**The input**
◆ ◆ ◆

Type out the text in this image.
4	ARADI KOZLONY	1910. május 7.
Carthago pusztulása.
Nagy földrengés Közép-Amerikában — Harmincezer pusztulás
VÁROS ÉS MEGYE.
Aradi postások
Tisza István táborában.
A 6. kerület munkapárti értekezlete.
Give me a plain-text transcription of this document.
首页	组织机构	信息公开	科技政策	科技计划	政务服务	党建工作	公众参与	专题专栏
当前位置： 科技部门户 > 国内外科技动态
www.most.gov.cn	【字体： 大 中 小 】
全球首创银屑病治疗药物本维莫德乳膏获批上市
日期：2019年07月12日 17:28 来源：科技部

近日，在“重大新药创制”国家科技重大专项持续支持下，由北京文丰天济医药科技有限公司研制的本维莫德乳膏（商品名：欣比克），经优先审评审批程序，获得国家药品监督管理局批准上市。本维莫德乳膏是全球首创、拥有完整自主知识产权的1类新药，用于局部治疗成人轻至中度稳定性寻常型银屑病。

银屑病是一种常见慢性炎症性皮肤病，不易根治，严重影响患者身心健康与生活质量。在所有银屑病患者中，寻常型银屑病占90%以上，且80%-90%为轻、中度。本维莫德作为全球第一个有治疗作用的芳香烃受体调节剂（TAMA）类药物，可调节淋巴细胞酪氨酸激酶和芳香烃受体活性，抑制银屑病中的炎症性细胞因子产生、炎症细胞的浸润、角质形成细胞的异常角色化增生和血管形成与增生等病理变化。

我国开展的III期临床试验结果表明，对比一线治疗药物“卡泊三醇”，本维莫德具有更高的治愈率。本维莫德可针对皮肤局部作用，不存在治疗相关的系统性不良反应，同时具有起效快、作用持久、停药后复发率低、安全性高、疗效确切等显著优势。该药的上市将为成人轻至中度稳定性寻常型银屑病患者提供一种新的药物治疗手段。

◆ ◆ ◆

**What this task involves**
All of the records must be retyped exactly as they are.

**Written solution**
Type out the text in this image.
4	ARADI KOZLONY	1910. május 7.
Carthago pusztulása.
Nagy földrengés Közép-Amerikában — Harmincezer pusztulás
VÁROS ÉS MEGYE.
Aradi postások
Tisza István táborában.
A 6. kerület munkapárti értekezlete.
Give me a plain-text transcription of this document.
首页	组织机构	信息公开	科技政策	科技计划	政务服务	党建工作	公众参与	专题专栏
当前位置： 科技部门户 > 国内外科技动态
www.most.gov.cn	【字体： 大 中 小 】
全球首创银屑病治疗药物本维莫德乳膏获批上市
日期：2019年07月12日 17:28 来源：科技部

近日，在“重大新药创制”国家科技重大专项持续支持下，由北京文丰天济医药科技有限公司研制的本维莫德乳膏（商品名：欣比克），经优先审评审批程序，获得国家药品监督管理局批准上市。本维莫德乳膏是全球首创、拥有完整自主知识产权的1类新药，用于局部治疗成人轻至中度稳定性寻常型银屑病。

银屑病是一种常见慢性炎症性皮肤病，不易根治，严重影响患者身心健康与生活质量。在所有银屑病患者中，寻常型银屑病占90%以上，且80%-90%为轻、中度。本维莫德作为全球第一个有治疗作用的芳香烃受体调节剂（TAMA）类药物，可调节淋巴细胞酪氨酸激酶和芳香烃受体活性，抑制银屑病中的炎症性细胞因子产生、炎症细胞的浸润、角质形成细胞的异常角色化增生和血管形成与增生等病理变化。

我国开展的III期临床试验结果表明，对比一线治疗药物“卡泊三醇”，本维莫德具有更高的治愈率。本维莫德可针对皮肤局部作用，不存在治疗相关的系统性不良反应，同时具有起效快、作用持久、停药后复发率低、安全性高、疗效确切等显著优势。该药的上市将为成人轻至中度稳定性寻常型银屑病患者提供一种新的药物治疗手段。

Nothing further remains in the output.